MATERIAL SUPPLIED:
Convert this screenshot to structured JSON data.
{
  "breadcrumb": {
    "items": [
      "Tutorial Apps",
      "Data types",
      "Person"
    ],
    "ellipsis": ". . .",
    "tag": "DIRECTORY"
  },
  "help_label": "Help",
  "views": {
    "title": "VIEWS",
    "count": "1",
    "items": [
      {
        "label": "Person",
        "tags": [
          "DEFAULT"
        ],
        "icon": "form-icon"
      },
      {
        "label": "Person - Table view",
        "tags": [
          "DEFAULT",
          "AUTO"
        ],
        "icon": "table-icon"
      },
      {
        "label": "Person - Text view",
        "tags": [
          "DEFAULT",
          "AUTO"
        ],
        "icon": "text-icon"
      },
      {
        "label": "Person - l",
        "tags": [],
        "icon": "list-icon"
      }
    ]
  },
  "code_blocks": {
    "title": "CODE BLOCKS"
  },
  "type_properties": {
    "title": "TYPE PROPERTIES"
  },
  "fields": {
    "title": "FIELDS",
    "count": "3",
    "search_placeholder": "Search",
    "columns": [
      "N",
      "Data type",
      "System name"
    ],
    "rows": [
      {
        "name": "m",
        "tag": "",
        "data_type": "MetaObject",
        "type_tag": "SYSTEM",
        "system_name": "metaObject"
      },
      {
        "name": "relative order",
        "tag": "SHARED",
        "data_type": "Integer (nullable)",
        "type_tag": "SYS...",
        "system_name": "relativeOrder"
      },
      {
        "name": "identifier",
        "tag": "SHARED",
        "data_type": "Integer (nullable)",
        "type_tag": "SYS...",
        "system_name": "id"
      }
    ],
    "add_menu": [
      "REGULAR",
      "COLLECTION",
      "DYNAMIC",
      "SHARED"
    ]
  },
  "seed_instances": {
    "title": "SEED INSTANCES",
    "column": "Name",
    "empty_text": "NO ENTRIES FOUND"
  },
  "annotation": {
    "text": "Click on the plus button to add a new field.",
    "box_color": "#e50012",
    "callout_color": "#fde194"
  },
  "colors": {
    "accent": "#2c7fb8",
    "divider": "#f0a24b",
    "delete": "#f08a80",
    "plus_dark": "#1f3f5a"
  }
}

PROBLEM STATEMENT:
Each record above should be output again exactly.

RESULT OF THE EXERCISE:
Convert this screenshot to structured JSON data.
{
  "breadcrumb": {
    "items": [
      "Tutorial Apps",
      "Data types",
      "Person"
    ],
    "ellipsis": ". . .",
    "tag": "DIRECTORY"
  },
  "help_label": "Help",
  "views": {
    "title": "VIEWS",
    "count": "1",
    "items": [
      {
        "label": "Person",
        "tags": [
          "DEFAULT"
        ],
        "icon": "form-icon"
      },
      {
        "label": "Person - Table view",
        "tags": [
          "DEFAULT",
          "AUTO"
        ],
        "icon": "table-icon"
      },
      {
        "label": "Person - Text view",
        "tags": [
          "DEFAULT",
          "AUTO"
        ],
        "icon": "text-icon"
      },
      {
        "label": "Person - l",
        "tags": [],
        "icon": "list-icon"
      }
    ]
  },
  "code_blocks": {
    "title": "CODE BLOCKS"
  },
  "type_properties": {
    "title": "TYPE PROPERTIES"
  },
  "fields": {
    "title": "FIELDS",
    "count": "3",
    "search_placeholder": "Search",
    "columns": [
      "N",
      "Data type",
      "System name"
    ],
    "rows": [
      {
        "name": "m",
        "tag": "",
        "data_type": "MetaObject",
        "type_tag": "SYSTEM",
        "system_name": "metaObject"
      },
      {
        "name": "relative order",
        "tag": "SHARED",
        "data_type": "Integer (nullable)",
        "type_tag": "SYS...",
        "system_name": "relativeOrder"
      },
      {
        "name": "identifier",
        "tag": "SHARED",
        "data_type": "Integer (nullable)",
        "type_tag": "SYS...",
        "system_name": "id"
      }
    ],
    "add_menu": [
      "REGULAR",
      "COLLECTION",
      "DYNAMIC",
      "SHARED"
    ]
  },
  "seed_instances": {
    "title": "SEED INSTANCES",
    "column": "Name",
    "empty_text": "NO ENTRIES FOUND"
  },
  "annotation": {
    "text": "Click on the plus button to add a new field.",
    "box_color": "#e50012",
    "callout_color": "#fde194"
  },
  "colors": {
    "accent": "#2c7fb8",
    "divider": "#f0a24b",
    "delete": "#f08a80",
    "plus_dark": "#1f3f5a"
  }
}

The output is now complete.